Information provided

** start **

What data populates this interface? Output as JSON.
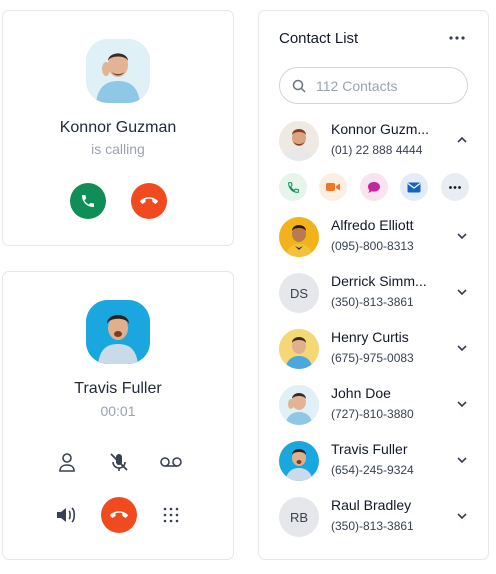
{
  "incoming_call": {
    "name": "Konnor Guzman",
    "status": "is calling"
  },
  "active_call": {
    "name": "Travis Fuller",
    "duration": "00:01"
  },
  "contacts": {
    "title": "Contact List",
    "search_placeholder": "112 Contacts",
    "items": [
      {
        "name": "Konnor Guzm...",
        "phone": "(01) 22 888 4444",
        "initials": "",
        "expanded": true
      },
      {
        "name": "Alfredo Elliott",
        "phone": "(095)-800-8313",
        "initials": ""
      },
      {
        "name": "Derrick Simm...",
        "phone": "(350)-813-3861",
        "initials": "DS"
      },
      {
        "name": "Henry Curtis",
        "phone": "(675)-975-0083",
        "initials": ""
      },
      {
        "name": "John Doe",
        "phone": "(727)-810-3880",
        "initials": ""
      },
      {
        "name": "Travis Fuller",
        "phone": "(654)-245-9324",
        "initials": ""
      },
      {
        "name": "Raul Bradley",
        "phone": "(350)-813-3861",
        "initials": "RB"
      }
    ],
    "quick_actions": [
      "phone-icon",
      "video-icon",
      "chat-icon",
      "mail-icon",
      "more-icon"
    ]
  },
  "colors": {
    "accept": "#0f8f57",
    "decline": "#f04a1e",
    "muted_text": "#9aa3af"
  }
}
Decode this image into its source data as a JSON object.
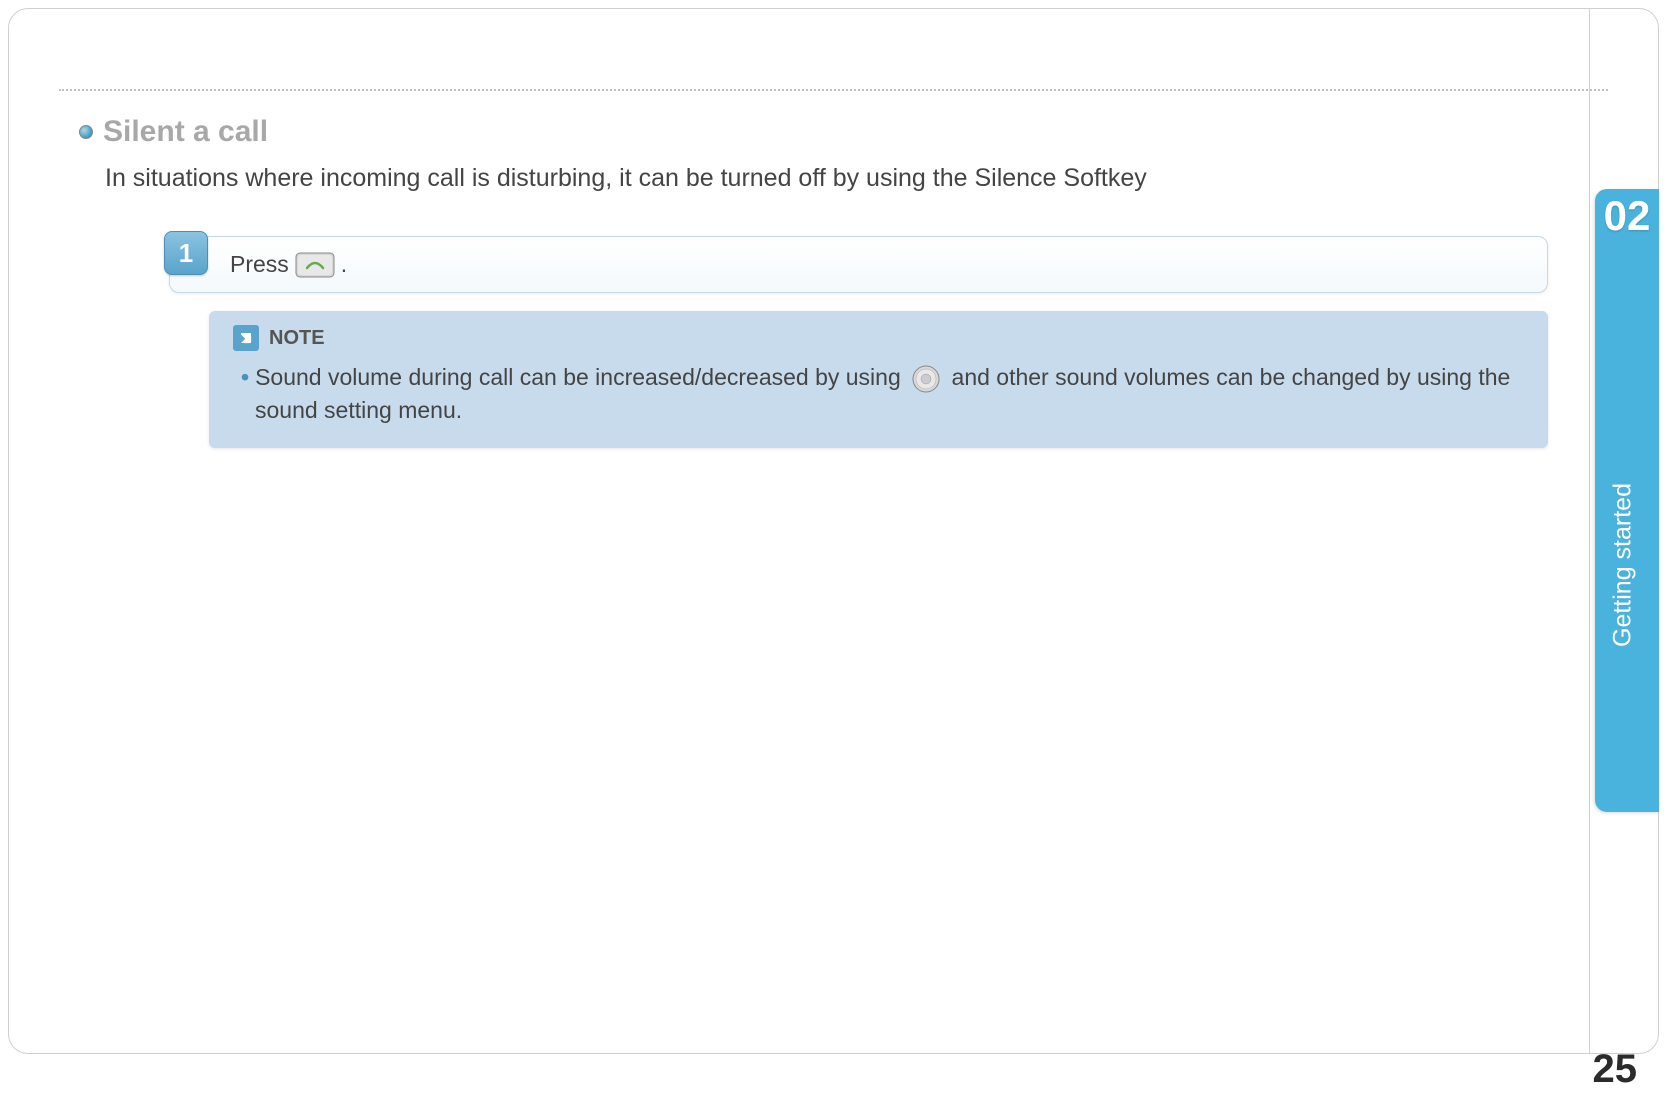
{
  "section": {
    "title": "Silent a call",
    "description": "In situations where incoming call is disturbing, it can be turned off by using the Silence Softkey"
  },
  "step": {
    "number": "1",
    "text_before": "Press",
    "text_after": " ."
  },
  "note": {
    "label": "NOTE",
    "bullet": "•",
    "text_part1": "Sound volume during call can be increased/decreased by using",
    "text_part2": "and other sound volumes can be changed by using the sound setting menu."
  },
  "side_tab": {
    "chapter_number": "02",
    "chapter_label": "Getting started"
  },
  "page_number": "25"
}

** end **

Skipping the pictures, transcribe each line above exactly as it appears.

What data populates this interface? Output as JSON.
{
  "incoming_call": {
    "name": "Konnor Guzman",
    "status": "is calling"
  },
  "active_call": {
    "name": "Travis Fuller",
    "duration": "00:01"
  },
  "contacts": {
    "title": "Contact List",
    "search_placeholder": "112 Contacts",
    "items": [
      {
        "name": "Konnor Guzm...",
        "phone": "(01) 22 888 4444",
        "initials": "",
        "expanded": true
      },
      {
        "name": "Alfredo Elliott",
        "phone": "(095)-800-8313",
        "initials": ""
      },
      {
        "name": "Derrick Simm...",
        "phone": "(350)-813-3861",
        "initials": "DS"
      },
      {
        "name": "Henry Curtis",
        "phone": "(675)-975-0083",
        "initials": ""
      },
      {
        "name": "John Doe",
        "phone": "(727)-810-3880",
        "initials": ""
      },
      {
        "name": "Travis Fuller",
        "phone": "(654)-245-9324",
        "initials": ""
      },
      {
        "name": "Raul Bradley",
        "phone": "(350)-813-3861",
        "initials": "RB"
      }
    ],
    "quick_actions": [
      "phone-icon",
      "video-icon",
      "chat-icon",
      "mail-icon",
      "more-icon"
    ]
  },
  "colors": {
    "accept": "#0f8f57",
    "decline": "#f04a1e",
    "muted_text": "#9aa3af"
  }
}
Decode this image into its source data as a JSON object.
{
  "section": {
    "title": "Silent a call",
    "description": "In situations where incoming call is disturbing, it can be turned off by using the Silence Softkey"
  },
  "step": {
    "number": "1",
    "text_before": "Press",
    "text_after": " ."
  },
  "note": {
    "label": "NOTE",
    "bullet": "•",
    "text_part1": "Sound volume during call can be increased/decreased by using",
    "text_part2": "and other sound volumes can be changed by using the sound setting menu."
  },
  "side_tab": {
    "chapter_number": "02",
    "chapter_label": "Getting started"
  },
  "page_number": "25"
}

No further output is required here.